▸ What the exercise asks
Pick out the lines containing "this".

▸ Data for the task

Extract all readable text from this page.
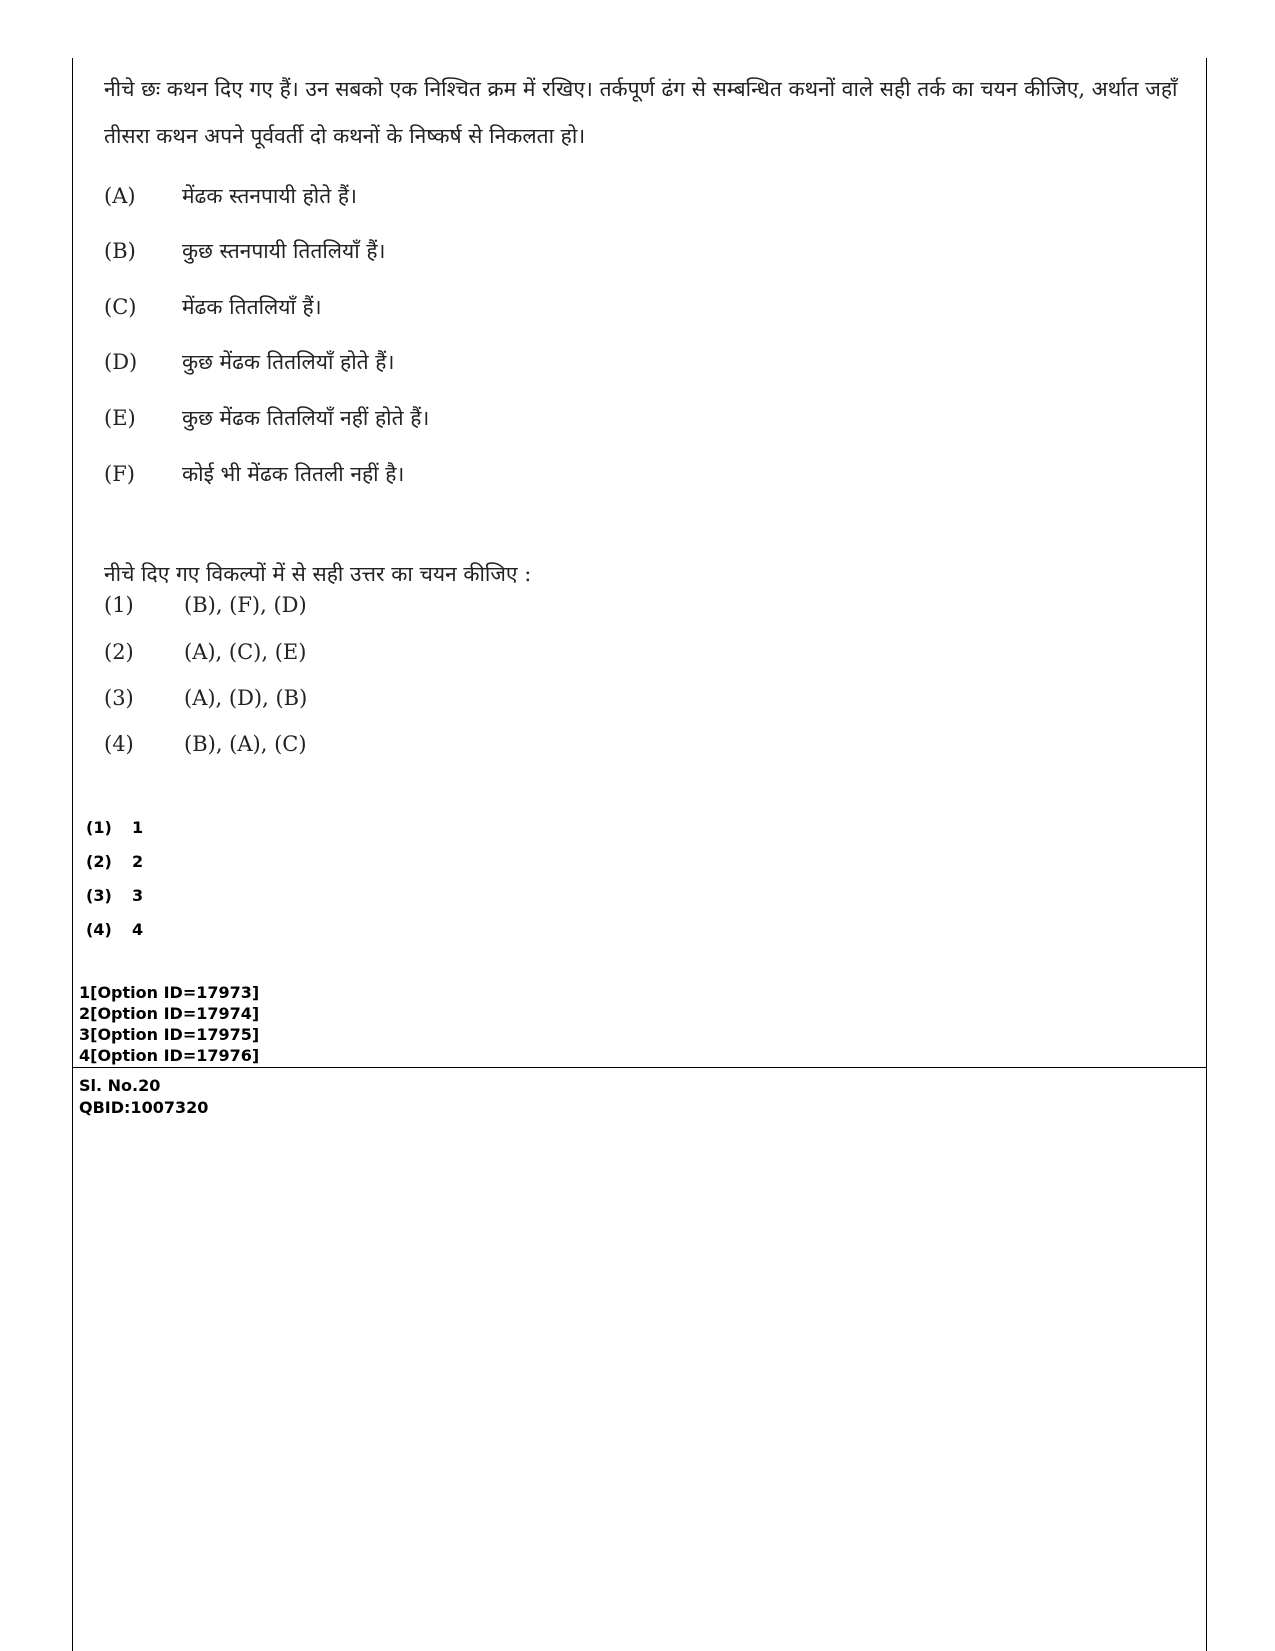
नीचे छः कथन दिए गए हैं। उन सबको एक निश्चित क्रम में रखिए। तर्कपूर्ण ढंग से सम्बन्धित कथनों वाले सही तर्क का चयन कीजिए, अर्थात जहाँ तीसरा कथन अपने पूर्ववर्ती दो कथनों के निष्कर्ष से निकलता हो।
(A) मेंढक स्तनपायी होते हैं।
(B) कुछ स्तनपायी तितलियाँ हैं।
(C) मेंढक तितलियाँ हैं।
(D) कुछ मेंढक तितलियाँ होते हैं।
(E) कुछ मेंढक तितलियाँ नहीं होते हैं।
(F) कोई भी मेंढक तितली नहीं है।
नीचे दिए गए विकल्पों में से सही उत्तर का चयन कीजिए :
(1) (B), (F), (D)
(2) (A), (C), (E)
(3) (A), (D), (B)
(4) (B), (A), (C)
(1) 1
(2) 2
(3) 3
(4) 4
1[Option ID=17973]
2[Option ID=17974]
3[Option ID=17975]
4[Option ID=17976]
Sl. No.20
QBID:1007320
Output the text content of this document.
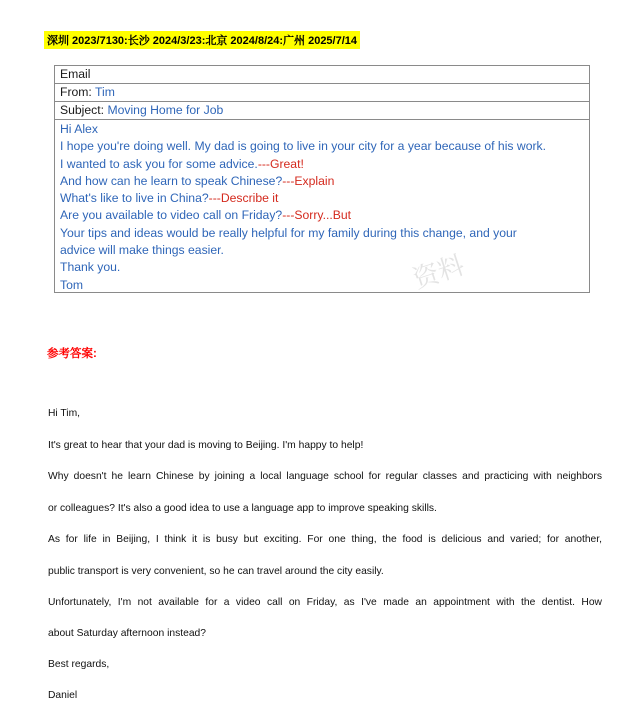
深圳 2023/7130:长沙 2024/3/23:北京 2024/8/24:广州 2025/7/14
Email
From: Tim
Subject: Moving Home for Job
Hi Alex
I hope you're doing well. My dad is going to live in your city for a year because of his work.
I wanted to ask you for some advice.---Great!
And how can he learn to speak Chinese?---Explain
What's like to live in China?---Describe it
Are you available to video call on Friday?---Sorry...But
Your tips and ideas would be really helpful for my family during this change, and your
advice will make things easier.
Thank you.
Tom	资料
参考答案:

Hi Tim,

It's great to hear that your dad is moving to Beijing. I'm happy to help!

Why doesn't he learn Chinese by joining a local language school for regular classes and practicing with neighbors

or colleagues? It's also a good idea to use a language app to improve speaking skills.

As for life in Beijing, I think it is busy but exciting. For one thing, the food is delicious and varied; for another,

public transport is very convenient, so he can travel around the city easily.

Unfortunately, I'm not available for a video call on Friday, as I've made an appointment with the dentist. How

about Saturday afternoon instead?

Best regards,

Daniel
---
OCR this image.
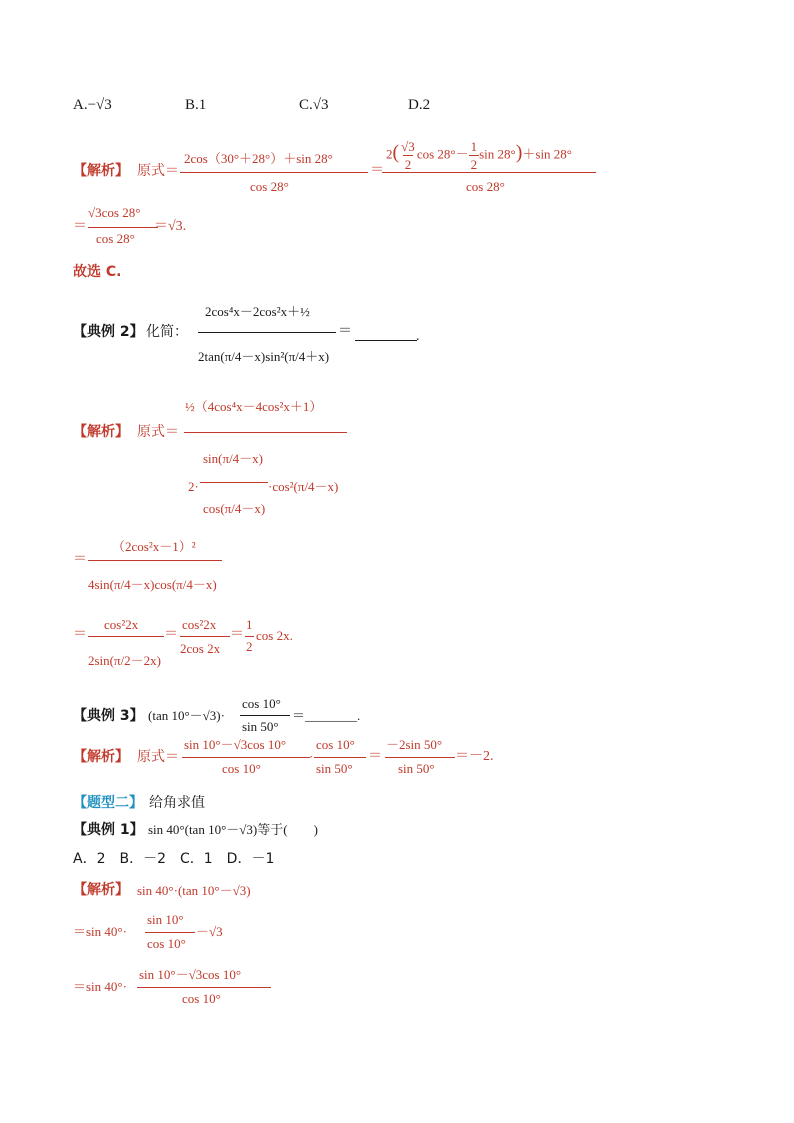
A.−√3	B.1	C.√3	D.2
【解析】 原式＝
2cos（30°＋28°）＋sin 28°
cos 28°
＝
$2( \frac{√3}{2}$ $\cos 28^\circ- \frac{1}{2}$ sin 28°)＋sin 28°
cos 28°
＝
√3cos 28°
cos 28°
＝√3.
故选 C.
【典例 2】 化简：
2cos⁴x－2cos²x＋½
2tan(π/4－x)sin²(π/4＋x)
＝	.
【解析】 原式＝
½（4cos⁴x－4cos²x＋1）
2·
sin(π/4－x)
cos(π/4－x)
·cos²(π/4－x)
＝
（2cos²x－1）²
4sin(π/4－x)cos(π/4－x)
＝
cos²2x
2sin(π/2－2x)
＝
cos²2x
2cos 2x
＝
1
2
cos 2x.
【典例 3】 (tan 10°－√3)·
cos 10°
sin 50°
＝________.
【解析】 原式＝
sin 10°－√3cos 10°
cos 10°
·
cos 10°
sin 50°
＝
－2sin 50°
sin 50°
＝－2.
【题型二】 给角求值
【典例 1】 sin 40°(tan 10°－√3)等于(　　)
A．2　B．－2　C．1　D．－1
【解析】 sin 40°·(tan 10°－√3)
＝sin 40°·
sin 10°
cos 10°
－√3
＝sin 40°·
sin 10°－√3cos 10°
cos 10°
...
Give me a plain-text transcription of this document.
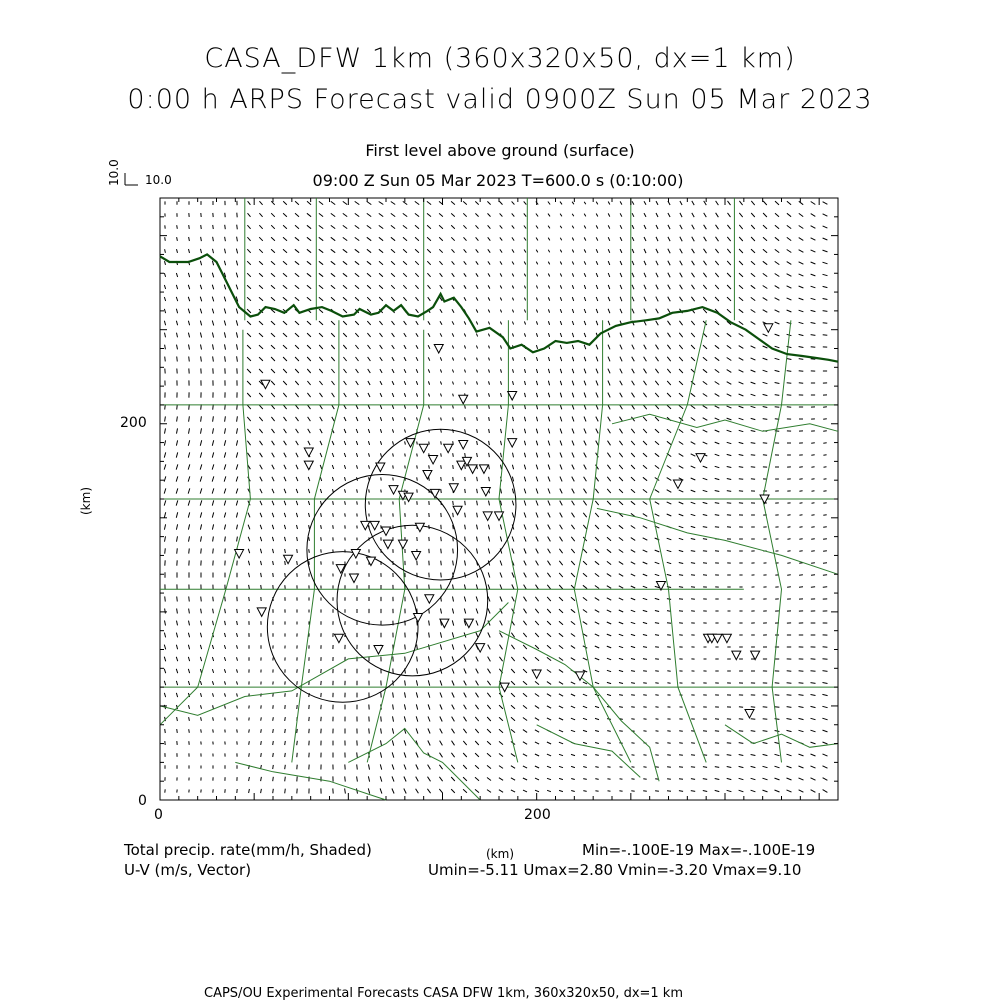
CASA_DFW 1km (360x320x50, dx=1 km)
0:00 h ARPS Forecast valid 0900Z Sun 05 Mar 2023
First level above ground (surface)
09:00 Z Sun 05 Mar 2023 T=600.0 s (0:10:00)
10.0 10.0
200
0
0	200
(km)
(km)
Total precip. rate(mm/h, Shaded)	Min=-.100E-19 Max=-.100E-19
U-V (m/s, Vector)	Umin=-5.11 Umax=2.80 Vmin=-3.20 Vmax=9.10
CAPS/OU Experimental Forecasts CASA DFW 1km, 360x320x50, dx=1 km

▸ Expected answer
Extract all readable text from this page.
Output the text content of this document.
Your tips and ideas would be really helpful for my family during this change, and your
OCR this image.
Give me a plain-text transcription of this document.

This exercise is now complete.